Stocks took a breather after an eight day run, but the bull isn't ready to give up yet.
The S&P 500 lost 2 points Monday to end at the psychologically important 1500 level, in its first decline in eight days. The Dow lost 14, to 13,881, its first drop in six days. The Nasdaq, meanwhile, closed higher, up 4 at 3154, as Apple gained more than 2 percent after last week's steep decline.
The 10-year Treasury yield pressed up through 2 percent Monday, for the first time since April, amid improving U.S. economic reports and the stock market's gains. But it backed down to the 1.96 percent level later in the session, and some strategists do not expect rates to keep rising much more even if the 10-year yield continues to flirt with the 2 percent level for now.
MacNeil Curry, Bank of America Merrill Lynch technical analyst, said the bond market's run up in yields could be soon coming to an end. He said the 10-year yield still has a ways to before it hits his upper target of 2.04 to 2.09 percent, but the five-year Treasury yield is close to his medium term target of 0.89 to 0.92 is close. The five year was yielding 0.86 percent late Monday, ahead of the Treasury's $35 billion auction of five-year notes Tuesday at 1 p.m. ET.
Even though he sees no signs of weakening in the S&P 500, he does think Treasurys and other global markets could be setting up for a turn and that could ultimately spill into stocks in the form of a short correction.

(Set task)
Write out the market report from "The S&P 500 lost" to "week's steep decline.".

(Boxed element entries)
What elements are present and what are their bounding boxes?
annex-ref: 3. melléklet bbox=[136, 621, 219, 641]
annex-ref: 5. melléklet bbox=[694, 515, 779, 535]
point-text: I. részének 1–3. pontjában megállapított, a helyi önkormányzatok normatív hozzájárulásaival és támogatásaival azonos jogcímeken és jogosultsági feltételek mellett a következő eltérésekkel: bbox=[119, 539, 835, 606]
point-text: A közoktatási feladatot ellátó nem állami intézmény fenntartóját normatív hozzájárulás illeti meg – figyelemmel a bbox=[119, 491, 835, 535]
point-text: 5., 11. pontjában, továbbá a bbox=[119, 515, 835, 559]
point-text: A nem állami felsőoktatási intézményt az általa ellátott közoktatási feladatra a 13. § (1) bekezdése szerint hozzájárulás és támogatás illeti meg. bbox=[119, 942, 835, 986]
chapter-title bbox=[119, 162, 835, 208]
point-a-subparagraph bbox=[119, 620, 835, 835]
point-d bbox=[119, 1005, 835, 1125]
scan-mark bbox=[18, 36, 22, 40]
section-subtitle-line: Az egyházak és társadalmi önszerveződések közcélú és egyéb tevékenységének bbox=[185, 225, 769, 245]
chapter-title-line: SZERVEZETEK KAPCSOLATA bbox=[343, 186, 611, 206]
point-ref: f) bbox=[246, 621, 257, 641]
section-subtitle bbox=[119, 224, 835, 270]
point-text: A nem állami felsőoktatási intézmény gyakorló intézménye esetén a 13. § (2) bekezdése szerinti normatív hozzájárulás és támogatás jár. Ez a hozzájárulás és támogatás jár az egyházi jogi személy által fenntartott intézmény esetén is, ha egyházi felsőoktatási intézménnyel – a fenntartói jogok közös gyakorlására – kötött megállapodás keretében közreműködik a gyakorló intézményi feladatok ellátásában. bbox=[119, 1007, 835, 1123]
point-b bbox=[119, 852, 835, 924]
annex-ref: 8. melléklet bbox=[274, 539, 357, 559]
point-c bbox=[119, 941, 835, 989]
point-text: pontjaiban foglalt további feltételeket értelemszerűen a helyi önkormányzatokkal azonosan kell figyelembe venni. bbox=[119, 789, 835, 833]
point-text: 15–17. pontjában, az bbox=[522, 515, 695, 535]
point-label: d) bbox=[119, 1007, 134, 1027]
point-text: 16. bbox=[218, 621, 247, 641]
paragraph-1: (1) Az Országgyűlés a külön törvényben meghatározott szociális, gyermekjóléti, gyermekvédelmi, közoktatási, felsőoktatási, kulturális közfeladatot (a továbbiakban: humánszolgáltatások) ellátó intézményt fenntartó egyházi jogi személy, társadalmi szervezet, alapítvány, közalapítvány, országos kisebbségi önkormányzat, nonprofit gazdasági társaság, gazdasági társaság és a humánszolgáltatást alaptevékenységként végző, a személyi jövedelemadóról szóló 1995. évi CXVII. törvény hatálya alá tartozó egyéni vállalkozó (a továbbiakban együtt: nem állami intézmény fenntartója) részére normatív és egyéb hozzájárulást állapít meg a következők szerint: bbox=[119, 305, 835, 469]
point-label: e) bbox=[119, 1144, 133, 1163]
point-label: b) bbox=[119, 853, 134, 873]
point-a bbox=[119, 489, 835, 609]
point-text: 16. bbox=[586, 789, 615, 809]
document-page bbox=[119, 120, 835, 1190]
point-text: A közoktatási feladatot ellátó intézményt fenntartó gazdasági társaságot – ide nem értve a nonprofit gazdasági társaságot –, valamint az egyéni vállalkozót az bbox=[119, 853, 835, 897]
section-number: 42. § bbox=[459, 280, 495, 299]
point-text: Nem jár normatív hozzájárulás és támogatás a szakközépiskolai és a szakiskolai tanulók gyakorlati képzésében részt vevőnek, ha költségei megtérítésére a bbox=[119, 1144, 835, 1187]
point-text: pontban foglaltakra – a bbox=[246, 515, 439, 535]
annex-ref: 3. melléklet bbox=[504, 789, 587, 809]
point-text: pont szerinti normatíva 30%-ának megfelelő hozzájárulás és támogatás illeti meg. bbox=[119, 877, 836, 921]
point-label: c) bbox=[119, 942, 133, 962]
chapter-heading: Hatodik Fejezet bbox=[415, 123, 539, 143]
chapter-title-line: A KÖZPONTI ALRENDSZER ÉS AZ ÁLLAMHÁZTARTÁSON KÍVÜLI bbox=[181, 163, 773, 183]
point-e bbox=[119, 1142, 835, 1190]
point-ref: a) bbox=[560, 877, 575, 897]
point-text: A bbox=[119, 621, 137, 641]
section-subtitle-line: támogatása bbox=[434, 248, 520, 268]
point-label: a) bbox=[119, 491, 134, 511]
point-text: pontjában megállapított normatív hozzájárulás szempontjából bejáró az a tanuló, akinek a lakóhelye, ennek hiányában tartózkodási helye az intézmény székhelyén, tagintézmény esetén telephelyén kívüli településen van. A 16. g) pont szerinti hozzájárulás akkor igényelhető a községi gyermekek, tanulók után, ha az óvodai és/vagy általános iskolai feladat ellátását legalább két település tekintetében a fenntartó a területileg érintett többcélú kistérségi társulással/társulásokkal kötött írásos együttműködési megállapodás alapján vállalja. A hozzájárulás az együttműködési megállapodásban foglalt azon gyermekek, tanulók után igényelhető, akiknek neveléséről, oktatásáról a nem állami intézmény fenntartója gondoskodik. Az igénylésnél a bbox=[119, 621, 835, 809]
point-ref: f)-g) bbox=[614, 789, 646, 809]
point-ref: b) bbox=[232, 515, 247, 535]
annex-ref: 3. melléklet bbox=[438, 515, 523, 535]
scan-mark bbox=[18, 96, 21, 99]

(Final answer)
The S&P 500 lost 2 points Monday to end at the psychologically important 1500 level, in its first decline in eight days. The Dow lost 14, to 13,881, its first drop in six days. The Nasdaq, meanwhile, closed higher, up 4 at 3154, as Apple gained more than 2 percent after last week's steep decline.